**Reading text**

Editorial

Judge's ruling offers hope for healthcare solution

Tuesday, November 30, 2021

Healthcare workers who risked their lives to care for patients during the dark months of the pandemic last year are facing loss of their jobs this year if their conscience or valid health concerns won’t allow them to submit to a series of injections ordered by Washington regulators.

A federal judge’s ruling blocking the Biden administration’s coronavirus vaccine mandate offers hope that a common-sense solution can be reached, at least in Nebraska and nine other states covered by U.S. District Judge Matthew Schelp’s ruling in St. Louis that the Centers for Medicare & Medicaid had no clear authority to enact the rule.

Similar challenges are pending in other jurisdictions, and an earlier ruling blocked enforcement of a rule requiring businesses with more than 100 employees to require vaccinations or masks and weekly testing.

Schelp’s ruling came at the last minute, with more than 17 million workers nationwide in about 76,000 health care facilities and home health care providers that get funding from the government health programs required to receive their first dose by Dec. 6 and their second shot by Jan. 4.

Washington regulators probably have no idea what obstacles rural health care providers were already facing before the pandemic struck.

“Community Hospital stands to lose well more than 10% of its staffing in nursing services, home health and hospice, physical therapy, radiology and plant engineering as a result of implementation of the CMS vaccine mandate,” Troy Bruntz, CEO of Community Hospital in McCook wrote in a declaration accompanying the legal challenge.

“To maintain our emergency room and inpatient services, which are essential, we will be forced to limit or close services such as cardiopulmonary rehabilitation and home health and hospice services. This will be necessary in order to retrain and transfer registered nurses from these services to the emergency room and inpatient care departments.

Many services will have to be limited or delayed, and more patients will have to be transferred to other hospitals, where space is often not available.

“It needs to be understood that even if we can technically staff services with extra shift and call, we are already doing that, have been doing that for more than a year, and our vaccinated staff will not be capable of doing it for much longer. At that point, considering it is nearly impossible to recruit clinical staff today, more will resign due to the stress and burnout that will inevitably exist,” Bruntz wrote.

**Extracted material**
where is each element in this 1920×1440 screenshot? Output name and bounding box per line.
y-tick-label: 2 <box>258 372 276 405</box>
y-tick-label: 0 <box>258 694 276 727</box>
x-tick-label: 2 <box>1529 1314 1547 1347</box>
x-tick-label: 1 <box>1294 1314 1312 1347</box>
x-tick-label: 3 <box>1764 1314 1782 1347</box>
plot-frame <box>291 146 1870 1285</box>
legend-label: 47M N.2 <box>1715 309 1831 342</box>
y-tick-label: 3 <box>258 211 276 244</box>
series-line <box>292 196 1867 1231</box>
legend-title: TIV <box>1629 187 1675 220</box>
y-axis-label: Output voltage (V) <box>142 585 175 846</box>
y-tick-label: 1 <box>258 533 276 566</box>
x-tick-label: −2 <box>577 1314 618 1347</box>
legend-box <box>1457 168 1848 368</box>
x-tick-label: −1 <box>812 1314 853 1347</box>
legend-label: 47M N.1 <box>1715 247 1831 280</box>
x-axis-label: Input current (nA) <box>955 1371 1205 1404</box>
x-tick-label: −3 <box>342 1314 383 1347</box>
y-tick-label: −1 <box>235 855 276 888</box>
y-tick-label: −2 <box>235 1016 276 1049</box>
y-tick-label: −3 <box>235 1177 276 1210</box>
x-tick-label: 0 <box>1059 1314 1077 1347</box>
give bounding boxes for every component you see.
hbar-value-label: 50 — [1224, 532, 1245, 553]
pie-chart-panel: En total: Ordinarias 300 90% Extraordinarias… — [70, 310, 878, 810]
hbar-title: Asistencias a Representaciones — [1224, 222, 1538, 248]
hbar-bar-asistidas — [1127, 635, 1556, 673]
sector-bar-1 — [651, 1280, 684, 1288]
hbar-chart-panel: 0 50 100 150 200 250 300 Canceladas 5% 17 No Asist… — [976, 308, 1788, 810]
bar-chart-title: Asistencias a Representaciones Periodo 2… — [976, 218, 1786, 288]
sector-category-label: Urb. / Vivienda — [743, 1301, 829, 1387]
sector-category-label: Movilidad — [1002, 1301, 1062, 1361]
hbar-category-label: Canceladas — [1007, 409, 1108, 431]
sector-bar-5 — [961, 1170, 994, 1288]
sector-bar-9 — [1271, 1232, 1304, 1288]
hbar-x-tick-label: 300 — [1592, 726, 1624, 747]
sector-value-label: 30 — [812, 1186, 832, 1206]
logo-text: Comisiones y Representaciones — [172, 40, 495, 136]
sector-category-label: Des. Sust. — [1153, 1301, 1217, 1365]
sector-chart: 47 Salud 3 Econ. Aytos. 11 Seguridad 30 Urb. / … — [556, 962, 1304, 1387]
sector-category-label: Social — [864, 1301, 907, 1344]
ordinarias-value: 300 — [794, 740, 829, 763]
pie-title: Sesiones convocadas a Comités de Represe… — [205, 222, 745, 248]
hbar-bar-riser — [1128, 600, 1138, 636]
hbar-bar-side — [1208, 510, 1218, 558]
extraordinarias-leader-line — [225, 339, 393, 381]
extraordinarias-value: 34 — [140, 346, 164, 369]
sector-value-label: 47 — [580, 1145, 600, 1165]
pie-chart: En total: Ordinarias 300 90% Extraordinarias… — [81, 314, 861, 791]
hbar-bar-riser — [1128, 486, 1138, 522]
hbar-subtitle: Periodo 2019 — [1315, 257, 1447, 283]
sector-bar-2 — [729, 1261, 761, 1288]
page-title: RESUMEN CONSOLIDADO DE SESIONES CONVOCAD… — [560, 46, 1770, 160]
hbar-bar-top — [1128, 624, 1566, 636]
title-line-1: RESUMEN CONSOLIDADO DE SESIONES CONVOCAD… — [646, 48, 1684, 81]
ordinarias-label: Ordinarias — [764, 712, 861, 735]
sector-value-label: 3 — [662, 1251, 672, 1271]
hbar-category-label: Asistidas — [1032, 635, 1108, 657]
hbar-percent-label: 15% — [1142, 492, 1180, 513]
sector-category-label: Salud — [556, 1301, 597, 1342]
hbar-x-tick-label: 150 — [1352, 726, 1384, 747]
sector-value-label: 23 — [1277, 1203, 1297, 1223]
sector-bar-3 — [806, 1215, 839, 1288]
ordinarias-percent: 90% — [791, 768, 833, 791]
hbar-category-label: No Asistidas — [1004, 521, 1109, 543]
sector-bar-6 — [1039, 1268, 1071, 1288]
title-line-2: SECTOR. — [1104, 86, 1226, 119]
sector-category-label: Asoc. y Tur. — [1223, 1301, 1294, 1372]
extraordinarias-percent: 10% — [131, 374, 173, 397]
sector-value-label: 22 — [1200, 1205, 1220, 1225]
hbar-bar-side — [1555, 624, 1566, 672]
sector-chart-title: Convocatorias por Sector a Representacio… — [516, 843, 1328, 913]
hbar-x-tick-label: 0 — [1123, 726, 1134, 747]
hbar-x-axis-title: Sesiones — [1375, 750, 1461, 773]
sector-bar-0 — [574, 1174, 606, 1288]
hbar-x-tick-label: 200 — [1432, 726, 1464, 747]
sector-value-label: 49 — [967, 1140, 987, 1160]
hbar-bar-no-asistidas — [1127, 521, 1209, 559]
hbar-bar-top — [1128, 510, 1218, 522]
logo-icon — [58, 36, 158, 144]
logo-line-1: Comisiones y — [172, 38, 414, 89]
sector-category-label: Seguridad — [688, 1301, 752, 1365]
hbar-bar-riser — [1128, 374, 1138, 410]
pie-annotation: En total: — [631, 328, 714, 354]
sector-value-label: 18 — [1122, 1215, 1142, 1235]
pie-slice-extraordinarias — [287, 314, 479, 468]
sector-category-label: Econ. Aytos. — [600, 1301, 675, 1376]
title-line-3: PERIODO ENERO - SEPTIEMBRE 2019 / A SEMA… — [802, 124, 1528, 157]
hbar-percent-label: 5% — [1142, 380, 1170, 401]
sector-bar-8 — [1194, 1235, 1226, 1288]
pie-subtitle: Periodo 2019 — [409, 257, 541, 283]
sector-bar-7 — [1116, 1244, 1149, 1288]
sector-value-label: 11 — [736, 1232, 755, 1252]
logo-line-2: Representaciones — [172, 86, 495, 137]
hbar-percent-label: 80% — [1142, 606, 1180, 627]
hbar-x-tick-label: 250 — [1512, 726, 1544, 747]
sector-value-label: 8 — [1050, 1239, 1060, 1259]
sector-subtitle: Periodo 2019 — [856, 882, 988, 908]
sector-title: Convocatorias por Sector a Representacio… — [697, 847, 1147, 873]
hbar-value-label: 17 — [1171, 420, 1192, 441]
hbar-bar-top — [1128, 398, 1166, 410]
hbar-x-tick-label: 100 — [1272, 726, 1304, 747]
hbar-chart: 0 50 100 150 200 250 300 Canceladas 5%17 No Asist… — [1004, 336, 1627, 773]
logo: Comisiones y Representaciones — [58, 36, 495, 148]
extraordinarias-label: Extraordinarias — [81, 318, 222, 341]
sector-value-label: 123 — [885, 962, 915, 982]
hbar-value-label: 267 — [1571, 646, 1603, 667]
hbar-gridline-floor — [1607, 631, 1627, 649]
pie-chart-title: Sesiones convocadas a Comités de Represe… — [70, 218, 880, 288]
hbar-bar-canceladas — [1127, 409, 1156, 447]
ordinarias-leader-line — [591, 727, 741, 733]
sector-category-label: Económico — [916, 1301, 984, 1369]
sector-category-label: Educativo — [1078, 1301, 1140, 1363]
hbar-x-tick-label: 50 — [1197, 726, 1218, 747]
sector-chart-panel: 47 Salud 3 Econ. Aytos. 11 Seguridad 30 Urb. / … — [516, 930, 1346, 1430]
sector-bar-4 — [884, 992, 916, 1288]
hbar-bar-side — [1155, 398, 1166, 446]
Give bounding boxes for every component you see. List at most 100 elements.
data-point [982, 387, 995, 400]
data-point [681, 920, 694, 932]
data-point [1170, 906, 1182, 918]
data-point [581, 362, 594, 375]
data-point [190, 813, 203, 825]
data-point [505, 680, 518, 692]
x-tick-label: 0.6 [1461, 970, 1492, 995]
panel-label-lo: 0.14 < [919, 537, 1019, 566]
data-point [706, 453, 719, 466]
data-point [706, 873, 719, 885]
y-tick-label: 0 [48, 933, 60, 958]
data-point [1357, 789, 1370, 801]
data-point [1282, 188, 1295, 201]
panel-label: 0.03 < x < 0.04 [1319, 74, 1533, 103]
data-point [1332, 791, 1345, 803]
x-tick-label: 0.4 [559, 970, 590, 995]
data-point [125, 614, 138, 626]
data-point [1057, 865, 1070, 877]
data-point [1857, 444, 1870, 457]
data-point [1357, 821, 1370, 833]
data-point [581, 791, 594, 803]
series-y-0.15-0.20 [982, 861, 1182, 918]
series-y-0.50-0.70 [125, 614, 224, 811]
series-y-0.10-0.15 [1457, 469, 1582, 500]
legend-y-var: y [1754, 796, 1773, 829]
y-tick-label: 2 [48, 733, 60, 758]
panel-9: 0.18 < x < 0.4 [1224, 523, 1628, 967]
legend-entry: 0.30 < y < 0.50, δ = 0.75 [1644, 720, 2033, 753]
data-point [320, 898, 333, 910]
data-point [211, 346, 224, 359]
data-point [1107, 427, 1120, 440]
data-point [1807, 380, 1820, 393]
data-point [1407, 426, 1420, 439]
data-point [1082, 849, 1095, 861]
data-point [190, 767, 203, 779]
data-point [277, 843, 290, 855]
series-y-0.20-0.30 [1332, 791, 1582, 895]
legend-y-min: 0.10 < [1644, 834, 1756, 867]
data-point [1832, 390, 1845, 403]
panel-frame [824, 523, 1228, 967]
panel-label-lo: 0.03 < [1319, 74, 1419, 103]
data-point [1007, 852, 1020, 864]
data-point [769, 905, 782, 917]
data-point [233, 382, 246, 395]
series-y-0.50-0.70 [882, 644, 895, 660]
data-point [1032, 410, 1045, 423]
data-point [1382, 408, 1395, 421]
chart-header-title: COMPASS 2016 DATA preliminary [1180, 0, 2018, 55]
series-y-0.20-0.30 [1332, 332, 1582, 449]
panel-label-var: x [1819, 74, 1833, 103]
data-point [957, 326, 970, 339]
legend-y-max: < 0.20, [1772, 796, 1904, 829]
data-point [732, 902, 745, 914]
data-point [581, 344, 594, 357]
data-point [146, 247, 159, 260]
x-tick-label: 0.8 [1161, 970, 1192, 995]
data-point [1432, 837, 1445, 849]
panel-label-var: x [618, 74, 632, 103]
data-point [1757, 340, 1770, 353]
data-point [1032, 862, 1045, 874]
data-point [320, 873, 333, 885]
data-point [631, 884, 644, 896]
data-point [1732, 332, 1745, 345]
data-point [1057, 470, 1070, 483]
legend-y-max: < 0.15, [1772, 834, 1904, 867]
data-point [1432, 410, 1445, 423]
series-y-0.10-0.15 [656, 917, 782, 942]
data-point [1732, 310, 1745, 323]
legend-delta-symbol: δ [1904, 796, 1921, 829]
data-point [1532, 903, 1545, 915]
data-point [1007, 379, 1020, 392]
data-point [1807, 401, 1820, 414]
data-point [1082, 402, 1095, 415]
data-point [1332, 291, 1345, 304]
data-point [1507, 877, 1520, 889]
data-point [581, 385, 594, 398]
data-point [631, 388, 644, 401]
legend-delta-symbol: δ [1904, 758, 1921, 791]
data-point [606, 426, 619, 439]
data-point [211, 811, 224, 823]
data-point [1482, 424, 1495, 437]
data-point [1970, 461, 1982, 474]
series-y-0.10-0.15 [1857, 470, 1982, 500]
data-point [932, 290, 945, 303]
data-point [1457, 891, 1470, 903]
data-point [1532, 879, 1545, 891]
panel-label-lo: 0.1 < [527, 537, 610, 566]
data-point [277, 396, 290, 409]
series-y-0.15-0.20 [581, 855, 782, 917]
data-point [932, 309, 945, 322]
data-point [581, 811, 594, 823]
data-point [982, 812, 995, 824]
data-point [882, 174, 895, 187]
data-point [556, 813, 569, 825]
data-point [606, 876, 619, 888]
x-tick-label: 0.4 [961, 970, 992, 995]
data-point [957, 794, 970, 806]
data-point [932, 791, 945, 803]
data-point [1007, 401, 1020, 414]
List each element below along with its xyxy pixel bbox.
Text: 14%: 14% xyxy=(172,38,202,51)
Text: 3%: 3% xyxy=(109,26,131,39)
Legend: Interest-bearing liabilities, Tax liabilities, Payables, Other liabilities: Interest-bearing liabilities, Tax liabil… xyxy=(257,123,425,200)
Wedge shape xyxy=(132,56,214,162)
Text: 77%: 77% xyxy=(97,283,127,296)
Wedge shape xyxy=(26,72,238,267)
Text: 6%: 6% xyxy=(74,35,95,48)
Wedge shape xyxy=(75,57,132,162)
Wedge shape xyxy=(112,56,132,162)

**Activities**
**A.** According to the CEO's declaration quoted in the editorial, in which areas does Community Hospital stand to lose more than 10% of its staffing?
**B.** In what city was Judge Matthew Schelp's ruling issued, according to the editorial?
**C.** Please copy the editorial's text starting at "Healthcare workers who" and ending at "by Washington regulators.".
Use only the editorial to answer.

**Answers by item number**
**A.**
- Nursing services
- Home health and hospice
- Physical therapy
- Radiology
- Plant engineering

**B.** St. Louis

**C.**
Healthcare workers who risked their lives to care for patients during the dark months of the pandemic last year are facing loss of their jobs this year if their conscience or valid health concerns won’t allow them to submit to a series of injections ordered by Washington regulators.